Aim:
Transcribe the records below exactly.

Information supplied:
»»

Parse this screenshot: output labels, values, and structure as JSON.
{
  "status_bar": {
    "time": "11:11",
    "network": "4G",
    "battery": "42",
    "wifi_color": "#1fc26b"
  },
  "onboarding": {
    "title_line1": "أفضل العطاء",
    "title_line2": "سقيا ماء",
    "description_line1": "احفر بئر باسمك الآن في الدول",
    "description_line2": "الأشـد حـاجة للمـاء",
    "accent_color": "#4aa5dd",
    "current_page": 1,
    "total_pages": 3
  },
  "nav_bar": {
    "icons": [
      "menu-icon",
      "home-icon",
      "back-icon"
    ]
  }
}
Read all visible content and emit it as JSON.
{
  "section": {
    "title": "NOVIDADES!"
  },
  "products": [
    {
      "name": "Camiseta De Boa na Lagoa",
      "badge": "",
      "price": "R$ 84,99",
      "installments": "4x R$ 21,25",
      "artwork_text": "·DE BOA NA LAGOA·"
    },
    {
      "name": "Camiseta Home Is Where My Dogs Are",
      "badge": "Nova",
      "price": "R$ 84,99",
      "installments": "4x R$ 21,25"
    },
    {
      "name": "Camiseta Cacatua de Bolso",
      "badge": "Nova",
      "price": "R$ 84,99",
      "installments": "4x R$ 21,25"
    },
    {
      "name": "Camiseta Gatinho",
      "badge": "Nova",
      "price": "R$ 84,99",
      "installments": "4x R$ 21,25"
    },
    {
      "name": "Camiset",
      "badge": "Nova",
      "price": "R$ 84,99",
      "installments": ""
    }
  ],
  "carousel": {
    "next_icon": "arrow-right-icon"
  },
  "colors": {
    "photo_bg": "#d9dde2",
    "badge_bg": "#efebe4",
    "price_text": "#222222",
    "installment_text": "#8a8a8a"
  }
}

««

Complete answer:
Parse this screenshot: output labels, values, and structure as JSON.
{
  "status_bar": {
    "time": "11:11",
    "network": "4G",
    "battery": "42",
    "wifi_color": "#1fc26b"
  },
  "onboarding": {
    "title_line1": "أفضل العطاء",
    "title_line2": "سقيا ماء",
    "description_line1": "احفر بئر باسمك الآن في الدول",
    "description_line2": "الأشـد حـاجة للمـاء",
    "accent_color": "#4aa5dd",
    "current_page": 1,
    "total_pages": 3
  },
  "nav_bar": {
    "icons": [
      "menu-icon",
      "home-icon",
      "back-icon"
    ]
  }
}
Read all visible content and emit it as JSON.
{
  "section": {
    "title": "NOVIDADES!"
  },
  "products": [
    {
      "name": "Camiseta De Boa na Lagoa",
      "badge": "",
      "price": "R$ 84,99",
      "installments": "4x R$ 21,25",
      "artwork_text": "·DE BOA NA LAGOA·"
    },
    {
      "name": "Camiseta Home Is Where My Dogs Are",
      "badge": "Nova",
      "price": "R$ 84,99",
      "installments": "4x R$ 21,25"
    },
    {
      "name": "Camiseta Cacatua de Bolso",
      "badge": "Nova",
      "price": "R$ 84,99",
      "installments": "4x R$ 21,25"
    },
    {
      "name": "Camiseta Gatinho",
      "badge": "Nova",
      "price": "R$ 84,99",
      "installments": "4x R$ 21,25"
    },
    {
      "name": "Camiset",
      "badge": "Nova",
      "price": "R$ 84,99",
      "installments": ""
    }
  ],
  "carousel": {
    "next_icon": "arrow-right-icon"
  },
  "colors": {
    "photo_bg": "#d9dde2",
    "badge_bg": "#efebe4",
    "price_text": "#222222",
    "installment_text": "#8a8a8a"
  }
}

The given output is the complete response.